▶ [Dataset entries on figures]
####
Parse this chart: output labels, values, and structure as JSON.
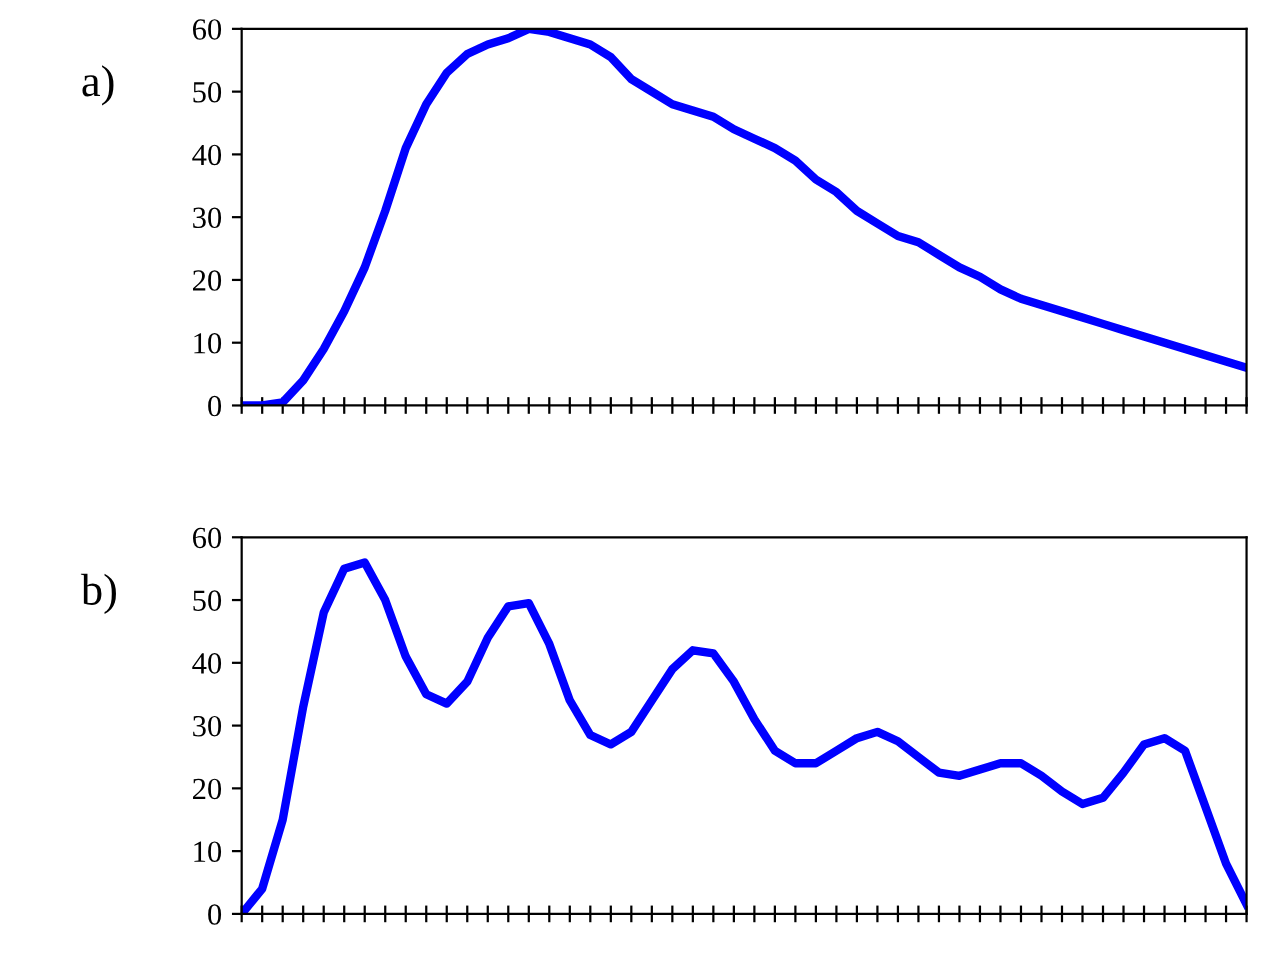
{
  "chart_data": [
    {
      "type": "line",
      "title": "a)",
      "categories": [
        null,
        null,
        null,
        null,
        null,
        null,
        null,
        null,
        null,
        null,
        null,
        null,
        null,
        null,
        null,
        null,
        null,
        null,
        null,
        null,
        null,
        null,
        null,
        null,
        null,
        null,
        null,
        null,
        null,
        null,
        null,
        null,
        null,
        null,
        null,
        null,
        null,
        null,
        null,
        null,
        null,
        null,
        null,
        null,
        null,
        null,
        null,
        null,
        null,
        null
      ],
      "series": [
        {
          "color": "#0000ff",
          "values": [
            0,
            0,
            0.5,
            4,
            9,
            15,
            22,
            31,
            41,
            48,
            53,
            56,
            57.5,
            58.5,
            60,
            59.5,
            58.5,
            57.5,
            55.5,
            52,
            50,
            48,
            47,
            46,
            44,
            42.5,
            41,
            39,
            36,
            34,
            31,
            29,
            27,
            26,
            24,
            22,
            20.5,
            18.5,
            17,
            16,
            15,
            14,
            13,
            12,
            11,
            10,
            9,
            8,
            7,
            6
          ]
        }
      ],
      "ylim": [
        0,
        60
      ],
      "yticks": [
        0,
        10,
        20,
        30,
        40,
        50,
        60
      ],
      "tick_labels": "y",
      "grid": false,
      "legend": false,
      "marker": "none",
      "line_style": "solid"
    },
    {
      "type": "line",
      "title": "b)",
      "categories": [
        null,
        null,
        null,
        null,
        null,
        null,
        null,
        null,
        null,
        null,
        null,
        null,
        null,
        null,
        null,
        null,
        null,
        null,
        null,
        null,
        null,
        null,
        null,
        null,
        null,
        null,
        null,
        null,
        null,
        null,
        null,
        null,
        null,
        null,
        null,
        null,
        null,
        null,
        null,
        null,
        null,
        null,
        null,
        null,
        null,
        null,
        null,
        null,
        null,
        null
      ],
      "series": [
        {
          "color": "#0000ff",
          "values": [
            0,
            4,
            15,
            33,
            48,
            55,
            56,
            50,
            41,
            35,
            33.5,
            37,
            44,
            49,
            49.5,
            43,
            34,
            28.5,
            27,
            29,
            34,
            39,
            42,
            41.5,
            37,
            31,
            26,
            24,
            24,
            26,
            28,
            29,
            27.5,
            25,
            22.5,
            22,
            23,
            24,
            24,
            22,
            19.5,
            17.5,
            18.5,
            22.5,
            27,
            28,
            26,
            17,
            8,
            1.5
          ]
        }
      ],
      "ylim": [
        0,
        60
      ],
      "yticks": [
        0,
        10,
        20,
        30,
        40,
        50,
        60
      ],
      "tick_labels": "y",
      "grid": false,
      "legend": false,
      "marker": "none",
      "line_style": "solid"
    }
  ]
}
####
▶ [Problem] Each record above must be returned exactly as written, with its pictures omitted.

▶ [Output]
Parse this chart: output labels, values, and structure as JSON.
{
  "chart_data": [
    {
      "type": "line",
      "title": "a)",
      "categories": [
        null,
        null,
        null,
        null,
        null,
        null,
        null,
        null,
        null,
        null,
        null,
        null,
        null,
        null,
        null,
        null,
        null,
        null,
        null,
        null,
        null,
        null,
        null,
        null,
        null,
        null,
        null,
        null,
        null,
        null,
        null,
        null,
        null,
        null,
        null,
        null,
        null,
        null,
        null,
        null,
        null,
        null,
        null,
        null,
        null,
        null,
        null,
        null,
        null,
        null
      ],
      "series": [
        {
          "color": "#0000ff",
          "values": [
            0,
            0,
            0.5,
            4,
            9,
            15,
            22,
            31,
            41,
            48,
            53,
            56,
            57.5,
            58.5,
            60,
            59.5,
            58.5,
            57.5,
            55.5,
            52,
            50,
            48,
            47,
            46,
            44,
            42.5,
            41,
            39,
            36,
            34,
            31,
            29,
            27,
            26,
            24,
            22,
            20.5,
            18.5,
            17,
            16,
            15,
            14,
            13,
            12,
            11,
            10,
            9,
            8,
            7,
            6
          ]
        }
      ],
      "ylim": [
        0,
        60
      ],
      "yticks": [
        0,
        10,
        20,
        30,
        40,
        50,
        60
      ],
      "tick_labels": "y",
      "grid": false,
      "legend": false,
      "marker": "none",
      "line_style": "solid"
    },
    {
      "type": "line",
      "title": "b)",
      "categories": [
        null,
        null,
        null,
        null,
        null,
        null,
        null,
        null,
        null,
        null,
        null,
        null,
        null,
        null,
        null,
        null,
        null,
        null,
        null,
        null,
        null,
        null,
        null,
        null,
        null,
        null,
        null,
        null,
        null,
        null,
        null,
        null,
        null,
        null,
        null,
        null,
        null,
        null,
        null,
        null,
        null,
        null,
        null,
        null,
        null,
        null,
        null,
        null,
        null,
        null
      ],
      "series": [
        {
          "color": "#0000ff",
          "values": [
            0,
            4,
            15,
            33,
            48,
            55,
            56,
            50,
            41,
            35,
            33.5,
            37,
            44,
            49,
            49.5,
            43,
            34,
            28.5,
            27,
            29,
            34,
            39,
            42,
            41.5,
            37,
            31,
            26,
            24,
            24,
            26,
            28,
            29,
            27.5,
            25,
            22.5,
            22,
            23,
            24,
            24,
            22,
            19.5,
            17.5,
            18.5,
            22.5,
            27,
            28,
            26,
            17,
            8,
            1.5
          ]
        }
      ],
      "ylim": [
        0,
        60
      ],
      "yticks": [
        0,
        10,
        20,
        30,
        40,
        50,
        60
      ],
      "tick_labels": "y",
      "grid": false,
      "legend": false,
      "marker": "none",
      "line_style": "solid"
    }
  ]
}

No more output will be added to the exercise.